[Given data]
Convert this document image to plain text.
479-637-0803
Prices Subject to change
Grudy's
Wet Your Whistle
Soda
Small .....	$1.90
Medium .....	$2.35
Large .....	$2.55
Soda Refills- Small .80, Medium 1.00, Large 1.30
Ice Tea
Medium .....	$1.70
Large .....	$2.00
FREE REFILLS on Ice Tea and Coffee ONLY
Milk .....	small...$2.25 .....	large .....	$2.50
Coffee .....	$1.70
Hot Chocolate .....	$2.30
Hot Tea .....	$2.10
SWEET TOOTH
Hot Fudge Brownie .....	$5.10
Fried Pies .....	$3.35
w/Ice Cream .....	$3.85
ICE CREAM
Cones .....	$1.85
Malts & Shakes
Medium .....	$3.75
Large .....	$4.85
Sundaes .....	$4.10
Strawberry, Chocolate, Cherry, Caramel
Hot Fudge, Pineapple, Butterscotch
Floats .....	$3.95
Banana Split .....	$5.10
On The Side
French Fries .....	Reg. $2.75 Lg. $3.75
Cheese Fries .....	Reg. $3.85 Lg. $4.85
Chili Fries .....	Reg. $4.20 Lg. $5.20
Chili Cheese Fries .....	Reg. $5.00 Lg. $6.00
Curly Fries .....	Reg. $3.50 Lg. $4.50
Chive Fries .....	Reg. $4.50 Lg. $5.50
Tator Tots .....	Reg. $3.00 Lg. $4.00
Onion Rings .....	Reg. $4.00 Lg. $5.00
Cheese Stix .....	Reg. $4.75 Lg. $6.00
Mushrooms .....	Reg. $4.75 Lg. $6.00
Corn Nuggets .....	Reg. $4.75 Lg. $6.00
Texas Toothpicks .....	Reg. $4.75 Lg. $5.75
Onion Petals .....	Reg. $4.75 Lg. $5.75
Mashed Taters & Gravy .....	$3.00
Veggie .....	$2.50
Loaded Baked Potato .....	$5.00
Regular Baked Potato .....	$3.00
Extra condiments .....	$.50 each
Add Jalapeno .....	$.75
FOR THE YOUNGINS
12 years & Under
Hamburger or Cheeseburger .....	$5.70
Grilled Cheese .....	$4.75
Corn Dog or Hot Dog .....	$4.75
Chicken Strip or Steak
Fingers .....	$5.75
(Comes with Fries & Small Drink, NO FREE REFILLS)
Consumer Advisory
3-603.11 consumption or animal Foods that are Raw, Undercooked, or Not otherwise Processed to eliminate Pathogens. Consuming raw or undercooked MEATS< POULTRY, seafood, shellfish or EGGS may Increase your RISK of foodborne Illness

[What to produce] Transcribe all entries exactly as they are given.

[Task output]
Convert this document image to plain text.
479-637-0803
Prices Subject to change
Grudy's
Wet Your Whistle
Soda
Small .....	$1.90
Medium .....	$2.35
Large .....	$2.55
Soda Refills- Small .80, Medium 1.00, Large 1.30
Ice Tea
Medium .....	$1.70
Large .....	$2.00
FREE REFILLS on Ice Tea and Coffee ONLY
Milk .....	small...$2.25 .....	large .....	$2.50
Coffee .....	$1.70
Hot Chocolate .....	$2.30
Hot Tea .....	$2.10
SWEET TOOTH
Hot Fudge Brownie .....	$5.10
Fried Pies .....	$3.35
w/Ice Cream .....	$3.85
ICE CREAM
Cones .....	$1.85
Malts & Shakes
Medium .....	$3.75
Large .....	$4.85
Sundaes .....	$4.10
Strawberry, Chocolate, Cherry, Caramel
Hot Fudge, Pineapple, Butterscotch
Floats .....	$3.95
Banana Split .....	$5.10
On The Side
French Fries .....	Reg. $2.75 Lg. $3.75
Cheese Fries .....	Reg. $3.85 Lg. $4.85
Chili Fries .....	Reg. $4.20 Lg. $5.20
Chili Cheese Fries .....	Reg. $5.00 Lg. $6.00
Curly Fries .....	Reg. $3.50 Lg. $4.50
Chive Fries .....	Reg. $4.50 Lg. $5.50
Tator Tots .....	Reg. $3.00 Lg. $4.00
Onion Rings .....	Reg. $4.00 Lg. $5.00
Cheese Stix .....	Reg. $4.75 Lg. $6.00
Mushrooms .....	Reg. $4.75 Lg. $6.00
Corn Nuggets .....	Reg. $4.75 Lg. $6.00
Texas Toothpicks .....	Reg. $4.75 Lg. $5.75
Onion Petals .....	Reg. $4.75 Lg. $5.75
Mashed Taters & Gravy .....	$3.00
Veggie .....	$2.50
Loaded Baked Potato .....	$5.00
Regular Baked Potato .....	$3.00
Extra condiments .....	$.50 each
Add Jalapeno .....	$.75
FOR THE YOUNGINS
12 years & Under
Hamburger or Cheeseburger .....	$5.70
Grilled Cheese .....	$4.75
Corn Dog or Hot Dog .....	$4.75
Chicken Strip or Steak
Fingers .....	$5.75
(Comes with Fries & Small Drink, NO FREE REFILLS)
Consumer Advisory
3-603.11 consumption or animal Foods that are Raw, Undercooked, or Not otherwise Processed to eliminate Pathogens. Consuming raw or undercooked MEATS< POULTRY, seafood, shellfish or EGGS may Increase your RISK of foodborne Illness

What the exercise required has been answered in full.